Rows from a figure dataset

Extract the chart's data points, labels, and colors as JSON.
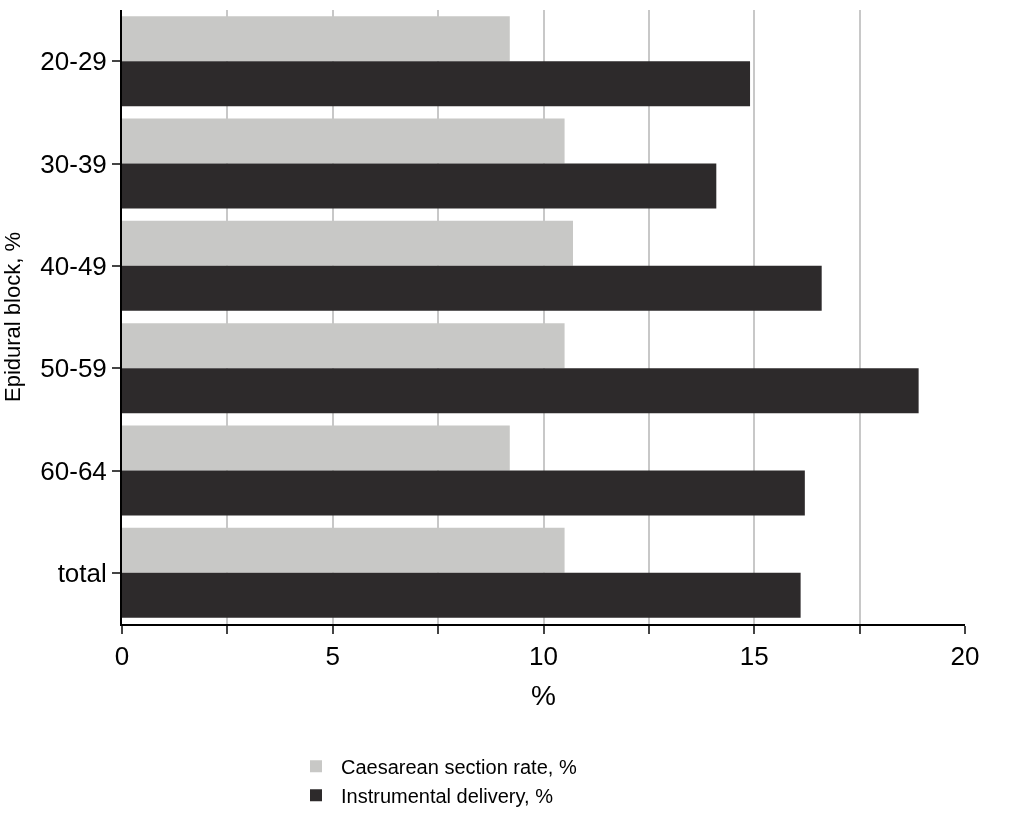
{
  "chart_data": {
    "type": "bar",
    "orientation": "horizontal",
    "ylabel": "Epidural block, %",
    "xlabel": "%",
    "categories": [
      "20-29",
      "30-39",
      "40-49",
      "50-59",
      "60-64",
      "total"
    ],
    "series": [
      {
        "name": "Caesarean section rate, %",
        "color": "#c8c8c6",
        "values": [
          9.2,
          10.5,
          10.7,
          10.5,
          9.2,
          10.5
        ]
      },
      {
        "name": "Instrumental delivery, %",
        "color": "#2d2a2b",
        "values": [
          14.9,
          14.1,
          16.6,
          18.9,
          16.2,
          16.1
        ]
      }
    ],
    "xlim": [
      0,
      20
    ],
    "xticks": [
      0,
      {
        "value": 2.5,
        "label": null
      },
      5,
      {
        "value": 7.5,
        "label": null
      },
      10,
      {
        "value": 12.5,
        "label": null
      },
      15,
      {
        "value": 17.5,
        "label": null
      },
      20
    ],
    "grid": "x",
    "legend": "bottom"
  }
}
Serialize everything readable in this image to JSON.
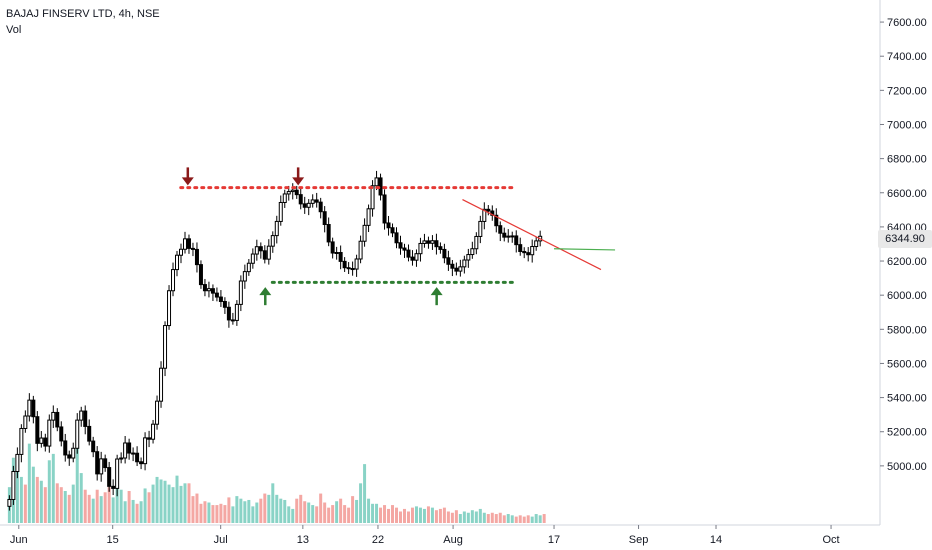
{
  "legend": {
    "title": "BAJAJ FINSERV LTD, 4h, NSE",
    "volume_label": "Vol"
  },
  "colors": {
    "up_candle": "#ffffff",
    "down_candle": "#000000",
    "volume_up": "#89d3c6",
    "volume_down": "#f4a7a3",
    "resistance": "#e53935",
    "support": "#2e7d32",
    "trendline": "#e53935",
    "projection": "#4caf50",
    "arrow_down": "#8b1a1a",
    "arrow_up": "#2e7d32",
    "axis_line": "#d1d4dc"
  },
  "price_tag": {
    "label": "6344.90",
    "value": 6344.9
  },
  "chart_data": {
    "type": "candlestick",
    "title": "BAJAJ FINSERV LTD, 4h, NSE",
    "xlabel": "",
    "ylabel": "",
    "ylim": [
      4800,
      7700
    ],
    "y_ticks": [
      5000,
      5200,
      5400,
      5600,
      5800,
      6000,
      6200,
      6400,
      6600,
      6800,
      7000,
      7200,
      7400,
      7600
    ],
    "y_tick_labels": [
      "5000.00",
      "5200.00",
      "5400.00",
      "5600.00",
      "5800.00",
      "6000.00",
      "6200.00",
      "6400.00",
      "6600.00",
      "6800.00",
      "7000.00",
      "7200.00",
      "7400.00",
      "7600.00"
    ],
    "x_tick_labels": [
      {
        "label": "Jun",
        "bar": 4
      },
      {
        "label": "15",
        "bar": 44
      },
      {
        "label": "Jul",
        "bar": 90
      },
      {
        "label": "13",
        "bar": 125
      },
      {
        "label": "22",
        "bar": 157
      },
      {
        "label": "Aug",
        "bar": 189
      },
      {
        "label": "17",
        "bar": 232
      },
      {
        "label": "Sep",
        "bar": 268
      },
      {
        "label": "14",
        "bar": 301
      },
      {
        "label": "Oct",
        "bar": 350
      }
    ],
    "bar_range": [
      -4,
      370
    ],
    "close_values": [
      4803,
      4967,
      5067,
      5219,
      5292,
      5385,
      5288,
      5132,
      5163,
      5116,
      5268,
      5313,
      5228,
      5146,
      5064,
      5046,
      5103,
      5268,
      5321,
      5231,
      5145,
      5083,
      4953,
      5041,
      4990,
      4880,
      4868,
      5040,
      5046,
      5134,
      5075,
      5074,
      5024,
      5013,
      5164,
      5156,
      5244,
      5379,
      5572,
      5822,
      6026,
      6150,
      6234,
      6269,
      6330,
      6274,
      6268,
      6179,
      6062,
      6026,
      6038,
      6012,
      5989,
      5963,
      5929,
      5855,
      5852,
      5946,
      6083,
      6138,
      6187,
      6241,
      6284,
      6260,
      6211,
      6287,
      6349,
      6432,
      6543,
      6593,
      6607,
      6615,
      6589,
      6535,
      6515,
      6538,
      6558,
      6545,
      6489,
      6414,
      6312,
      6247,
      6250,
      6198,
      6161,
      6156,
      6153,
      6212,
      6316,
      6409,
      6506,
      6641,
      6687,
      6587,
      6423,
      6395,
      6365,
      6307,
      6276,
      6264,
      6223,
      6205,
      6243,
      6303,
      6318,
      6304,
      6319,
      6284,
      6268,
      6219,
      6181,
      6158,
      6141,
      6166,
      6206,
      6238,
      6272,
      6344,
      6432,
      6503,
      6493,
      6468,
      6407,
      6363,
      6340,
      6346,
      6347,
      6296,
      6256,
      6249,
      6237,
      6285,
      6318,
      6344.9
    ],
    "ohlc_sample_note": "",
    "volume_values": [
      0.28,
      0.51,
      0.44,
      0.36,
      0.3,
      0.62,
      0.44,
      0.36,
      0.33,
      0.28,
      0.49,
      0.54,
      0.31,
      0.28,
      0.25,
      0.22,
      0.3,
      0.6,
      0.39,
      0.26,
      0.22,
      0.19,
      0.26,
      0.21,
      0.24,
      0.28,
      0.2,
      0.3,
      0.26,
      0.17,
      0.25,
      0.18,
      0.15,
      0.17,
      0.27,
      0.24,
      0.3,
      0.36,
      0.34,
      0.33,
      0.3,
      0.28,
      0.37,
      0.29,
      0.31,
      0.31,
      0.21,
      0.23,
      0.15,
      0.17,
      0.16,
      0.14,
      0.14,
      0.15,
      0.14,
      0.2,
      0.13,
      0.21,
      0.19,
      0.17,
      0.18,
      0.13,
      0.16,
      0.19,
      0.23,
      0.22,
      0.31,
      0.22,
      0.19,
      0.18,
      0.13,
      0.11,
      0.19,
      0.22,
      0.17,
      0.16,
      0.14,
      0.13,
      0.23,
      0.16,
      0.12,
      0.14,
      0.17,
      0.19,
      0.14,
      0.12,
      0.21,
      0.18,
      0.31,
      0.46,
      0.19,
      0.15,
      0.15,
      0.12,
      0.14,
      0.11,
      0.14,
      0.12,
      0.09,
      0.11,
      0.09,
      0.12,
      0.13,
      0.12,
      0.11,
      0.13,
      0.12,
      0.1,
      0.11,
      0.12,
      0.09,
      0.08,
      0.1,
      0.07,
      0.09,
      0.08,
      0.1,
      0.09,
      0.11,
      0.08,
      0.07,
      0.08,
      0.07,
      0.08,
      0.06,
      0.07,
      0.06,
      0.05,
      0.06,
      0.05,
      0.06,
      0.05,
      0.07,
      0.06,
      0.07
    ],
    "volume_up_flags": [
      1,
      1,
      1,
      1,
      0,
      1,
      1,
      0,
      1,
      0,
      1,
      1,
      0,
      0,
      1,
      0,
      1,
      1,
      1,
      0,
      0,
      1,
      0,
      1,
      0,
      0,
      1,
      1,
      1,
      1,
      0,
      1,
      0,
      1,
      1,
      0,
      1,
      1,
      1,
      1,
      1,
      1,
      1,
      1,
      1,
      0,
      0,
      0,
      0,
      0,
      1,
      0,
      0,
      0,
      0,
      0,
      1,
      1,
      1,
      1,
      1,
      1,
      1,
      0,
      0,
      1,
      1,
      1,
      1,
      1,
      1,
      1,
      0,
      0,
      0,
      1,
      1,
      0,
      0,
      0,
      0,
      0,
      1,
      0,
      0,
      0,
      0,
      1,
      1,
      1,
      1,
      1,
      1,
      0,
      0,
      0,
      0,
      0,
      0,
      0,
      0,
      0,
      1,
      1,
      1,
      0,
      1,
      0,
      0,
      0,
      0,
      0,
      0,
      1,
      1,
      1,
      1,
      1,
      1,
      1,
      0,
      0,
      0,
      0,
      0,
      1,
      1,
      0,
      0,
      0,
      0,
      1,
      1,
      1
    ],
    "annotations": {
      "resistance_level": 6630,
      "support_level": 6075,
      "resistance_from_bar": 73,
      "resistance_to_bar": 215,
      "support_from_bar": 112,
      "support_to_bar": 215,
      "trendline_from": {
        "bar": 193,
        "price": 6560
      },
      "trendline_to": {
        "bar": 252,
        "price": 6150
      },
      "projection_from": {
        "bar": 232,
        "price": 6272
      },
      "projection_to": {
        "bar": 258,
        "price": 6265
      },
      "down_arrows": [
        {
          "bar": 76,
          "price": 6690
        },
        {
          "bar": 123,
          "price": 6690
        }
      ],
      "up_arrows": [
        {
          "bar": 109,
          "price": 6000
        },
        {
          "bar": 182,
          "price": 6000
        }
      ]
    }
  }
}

Aim:
Copy every line of the listing that contains the word "name".

Solution for this exercise:
        "name": "Caesarean section rate, %",
        "name": "Instrumental delivery, %",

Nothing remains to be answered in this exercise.